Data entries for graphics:
************

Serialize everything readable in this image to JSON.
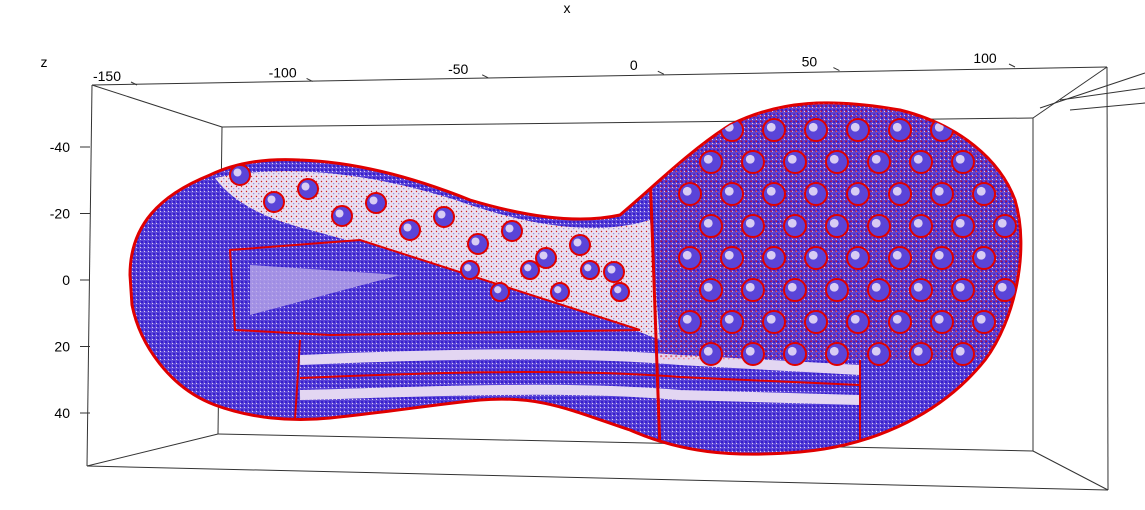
{
  "chart_data": {
    "type": "scatter",
    "title": "",
    "xlabel": "x",
    "ylabel": "",
    "zlabel": "z",
    "x_ticks": [
      -150,
      -100,
      -50,
      0,
      50,
      100
    ],
    "z_ticks": [
      -40,
      -20,
      0,
      20,
      40
    ],
    "x_range": [
      -155,
      125
    ],
    "z_range": [
      -48,
      48
    ],
    "grid": false,
    "legend": "none",
    "projection": "3d-box",
    "series": [
      {
        "style": "dense point cloud (shoe outsole)",
        "colors": [
          "#1a10d8",
          "#e00000"
        ]
      }
    ]
  }
}
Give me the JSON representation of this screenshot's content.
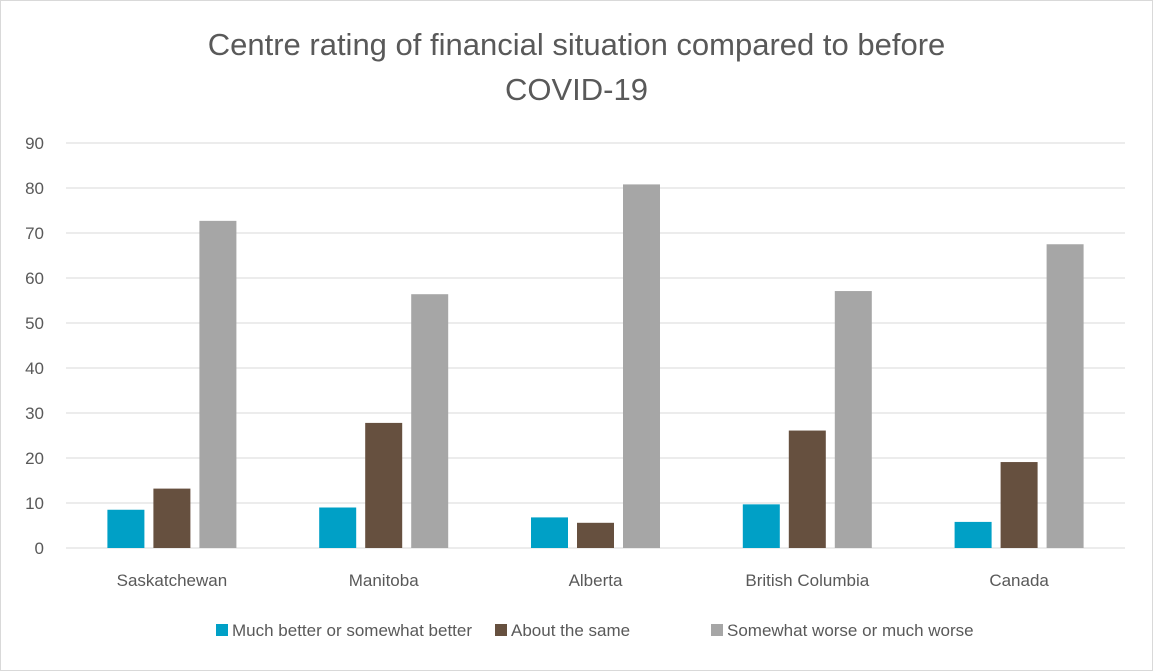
{
  "chart_data": {
    "type": "bar",
    "title": "Centre rating of financial situation compared to before COVID-19",
    "title_lines": [
      "Centre rating of financial situation compared to before",
      "COVID-19"
    ],
    "categories": [
      "Saskatchewan",
      "Manitoba",
      "Alberta",
      "British Columbia",
      "Canada"
    ],
    "series": [
      {
        "name": "Much better or somewhat better",
        "color": "#00a0c6",
        "values": [
          8.5,
          9.0,
          6.8,
          9.7,
          5.8
        ]
      },
      {
        "name": "About the same",
        "color": "#66503f",
        "values": [
          13.2,
          27.8,
          5.6,
          26.1,
          19.1
        ]
      },
      {
        "name": "Somewhat worse or much worse",
        "color": "#a6a6a6",
        "values": [
          72.7,
          56.4,
          80.8,
          57.1,
          67.5
        ]
      }
    ],
    "ylim": [
      0,
      90
    ],
    "yticks": [
      "0",
      "10",
      "20",
      "30",
      "40",
      "50",
      "60",
      "70",
      "80",
      "90"
    ],
    "grid": true,
    "legend_position": "bottom"
  }
}
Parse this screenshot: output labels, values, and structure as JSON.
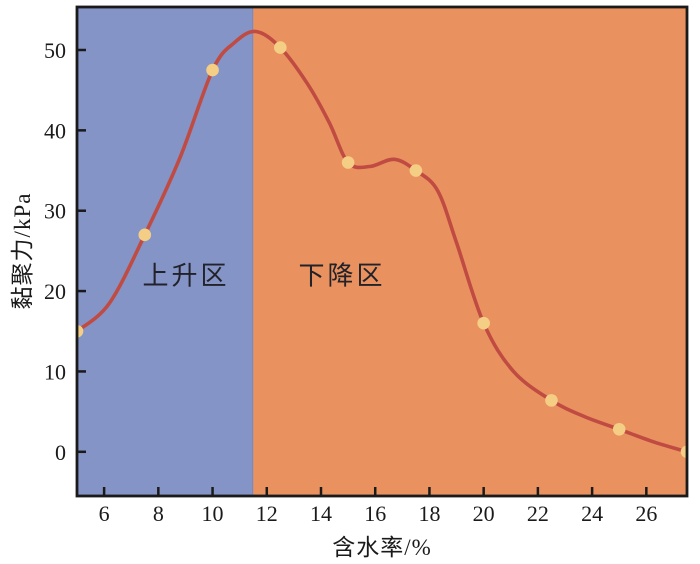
{
  "figure": {
    "background_color": "#ffffff",
    "axis_color": "#1a1a1a",
    "zones": [
      {
        "label": "上升区",
        "x_start": 5,
        "x_end": 11.5,
        "color": "#8494C6",
        "edge_color": "#7787BD"
      },
      {
        "label": "下降区",
        "x_start": 11.5,
        "x_end": 27.5,
        "color": "#E9925F"
      }
    ]
  },
  "chart_data": {
    "type": "line",
    "title": "",
    "xlabel": "含水率/%",
    "ylabel": "黏聚力/kPa",
    "series": [
      {
        "name": "黏聚力",
        "x": [
          5,
          7.5,
          10,
          12.5,
          15,
          17.5,
          20,
          22.5,
          25,
          27.5
        ],
        "values": [
          15,
          27,
          47.5,
          50.3,
          36,
          35,
          16,
          6.4,
          2.8,
          0
        ]
      }
    ],
    "smooth_curve_points": [
      [
        5,
        15
      ],
      [
        6.2,
        18.5
      ],
      [
        7.5,
        27
      ],
      [
        8.8,
        36.6
      ],
      [
        10,
        47.5
      ],
      [
        10.8,
        50.9
      ],
      [
        11.6,
        52.3
      ],
      [
        12.5,
        50.3
      ],
      [
        13.5,
        45.8
      ],
      [
        14.3,
        41
      ],
      [
        15,
        36
      ],
      [
        15.8,
        35.5
      ],
      [
        16.7,
        36.4
      ],
      [
        17.5,
        35
      ],
      [
        18.3,
        32.5
      ],
      [
        19,
        26
      ],
      [
        20,
        16
      ],
      [
        21.1,
        10
      ],
      [
        22.5,
        6.4
      ],
      [
        23.7,
        4.4
      ],
      [
        25,
        2.8
      ],
      [
        26.3,
        1.2
      ],
      [
        27.5,
        0
      ]
    ],
    "xlim": [
      5,
      27.5
    ],
    "ylim": [
      -5.5,
      55.35
    ],
    "x_ticks": [
      6,
      8,
      10,
      12,
      14,
      16,
      18,
      20,
      22,
      24,
      26
    ],
    "y_ticks": [
      0,
      10,
      20,
      30,
      40,
      50
    ],
    "grid": false,
    "legend": "none",
    "line_color": "#C04B42",
    "marker_color": "#F5CE85"
  }
}
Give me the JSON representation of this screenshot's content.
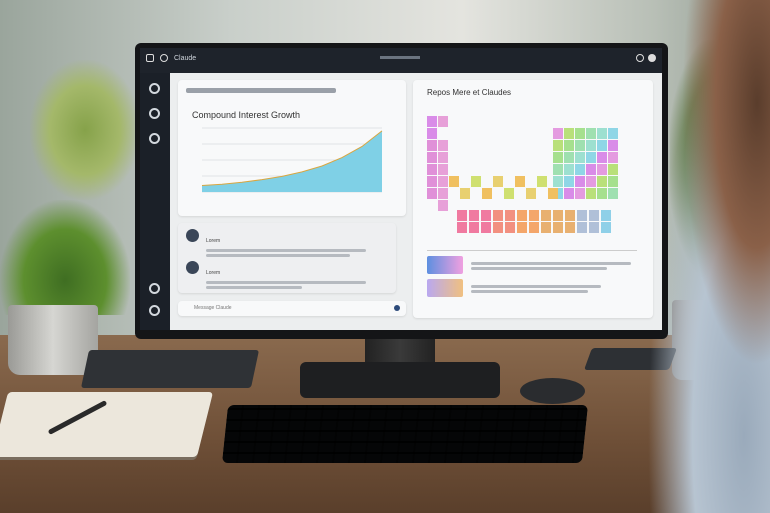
{
  "app": {
    "title": "Claude"
  },
  "left_panel": {
    "heading": "Compound Interest Growth",
    "chart_data": {
      "type": "area",
      "title": "Compound Interest Growth",
      "values": [
        1,
        1.2,
        1.5,
        1.9,
        2.4,
        3.1,
        4.0,
        5.3,
        7.0,
        9.4
      ]
    },
    "messages": [
      {
        "label": "Lorem"
      },
      {
        "label": "Lorem"
      }
    ],
    "input_placeholder": "Message Claude"
  },
  "right_panel": {
    "heading": "Repos Mere et Claudes"
  },
  "colors": {
    "topbar": "#1e232b",
    "accent": "#3aa9d0",
    "sidebar": "#1b2028"
  }
}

************

### Problem statement
Only lines holding the string "JSON" are wanted; gather each one from the entries above.

### Worked solution
Serialize everything readable in this image to JSON.
Give me the JSON representation of this screenshot's content.
Parse this screenshot: output labels, values, and structure as JSON.
Give me the JSON representation of this screenshot's content.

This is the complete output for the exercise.